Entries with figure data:

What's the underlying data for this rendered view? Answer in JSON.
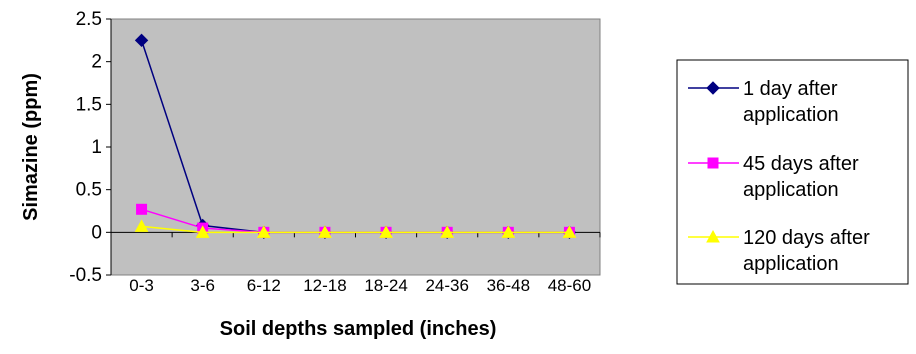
{
  "chart_data": {
    "type": "line",
    "title": "",
    "xlabel": "Soil depths sampled (inches)",
    "ylabel": "Simazine (ppm)",
    "categories": [
      "0-3",
      "3-6",
      "6-12",
      "12-18",
      "18-24",
      "24-36",
      "36-48",
      "48-60"
    ],
    "ylim": [
      -0.5,
      2.5
    ],
    "yticks": [
      "2.5",
      "2",
      "1.5",
      "1",
      "0.5",
      "0",
      "-0.5"
    ],
    "ytick_values": [
      2.5,
      2,
      1.5,
      1,
      0.5,
      0,
      -0.5
    ],
    "grid": false,
    "plot_background": "#c0c0c0",
    "legend_position": "right",
    "series": [
      {
        "name_lines": [
          "1 day after",
          "application"
        ],
        "color": "#000080",
        "marker": "diamond",
        "values": [
          2.25,
          0.08,
          0,
          0,
          0,
          0,
          0,
          0
        ]
      },
      {
        "name_lines": [
          "45 days after",
          "application"
        ],
        "color": "#ff00ff",
        "marker": "square",
        "values": [
          0.27,
          0.05,
          0,
          0,
          0,
          0,
          0,
          0
        ]
      },
      {
        "name_lines": [
          "120 days after",
          "application"
        ],
        "color": "#ffff00",
        "marker": "triangle",
        "values": [
          0.07,
          0,
          0,
          0,
          0,
          0,
          0,
          0
        ]
      }
    ]
  }
}
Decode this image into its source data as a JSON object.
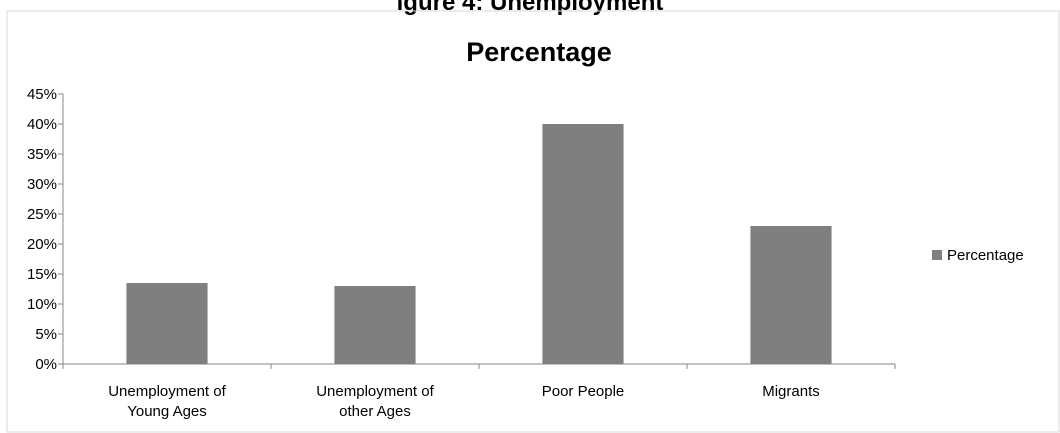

TASK BRIEF
List all lines above in which the string "this" appears.

THE RESPONSE
What's the underlying data for this rendered view? Answer in JSON.
Decode this image into its source data as a JSON object.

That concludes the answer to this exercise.